Material provided ▸
# # # # #
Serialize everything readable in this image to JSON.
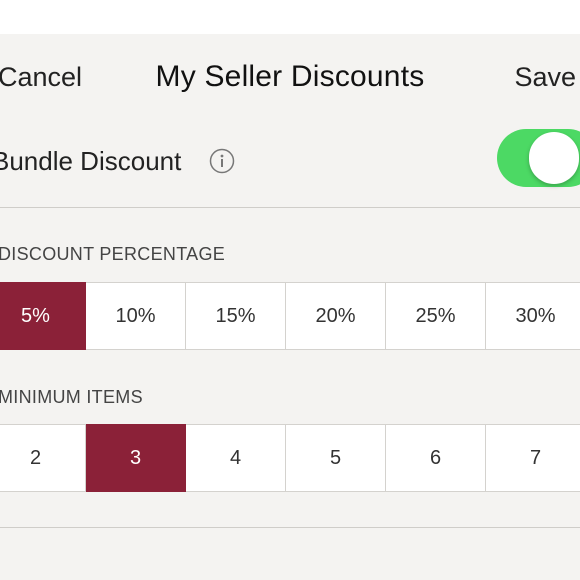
{
  "nav": {
    "cancel_label": "Cancel",
    "title": "My Seller Discounts",
    "save_label": "Save"
  },
  "bundle": {
    "label": "Bundle Discount",
    "info_icon": "info-icon",
    "toggle_on": true
  },
  "discount_percentage": {
    "label": "DISCOUNT PERCENTAGE",
    "options": [
      "5%",
      "10%",
      "15%",
      "20%",
      "25%",
      "30%"
    ],
    "selected": "5%"
  },
  "minimum_items": {
    "label": "MINIMUM ITEMS",
    "options": [
      "2",
      "3",
      "4",
      "5",
      "6",
      "7"
    ],
    "selected": "3"
  },
  "colors": {
    "accent": "#8b2138",
    "toggle_on": "#4cd964",
    "background": "#f4f3f1"
  }
}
# # # # #
Transcribe every record above exactly as written, leaving out any pictures.

Serialize everything readable in this image to JSON.
{
  "nav": {
    "cancel_label": "Cancel",
    "title": "My Seller Discounts",
    "save_label": "Save"
  },
  "bundle": {
    "label": "Bundle Discount",
    "info_icon": "info-icon",
    "toggle_on": true
  },
  "discount_percentage": {
    "label": "DISCOUNT PERCENTAGE",
    "options": [
      "5%",
      "10%",
      "15%",
      "20%",
      "25%",
      "30%"
    ],
    "selected": "5%"
  },
  "minimum_items": {
    "label": "MINIMUM ITEMS",
    "options": [
      "2",
      "3",
      "4",
      "5",
      "6",
      "7"
    ],
    "selected": "3"
  },
  "colors": {
    "accent": "#8b2138",
    "toggle_on": "#4cd964",
    "background": "#f4f3f1"
  }
}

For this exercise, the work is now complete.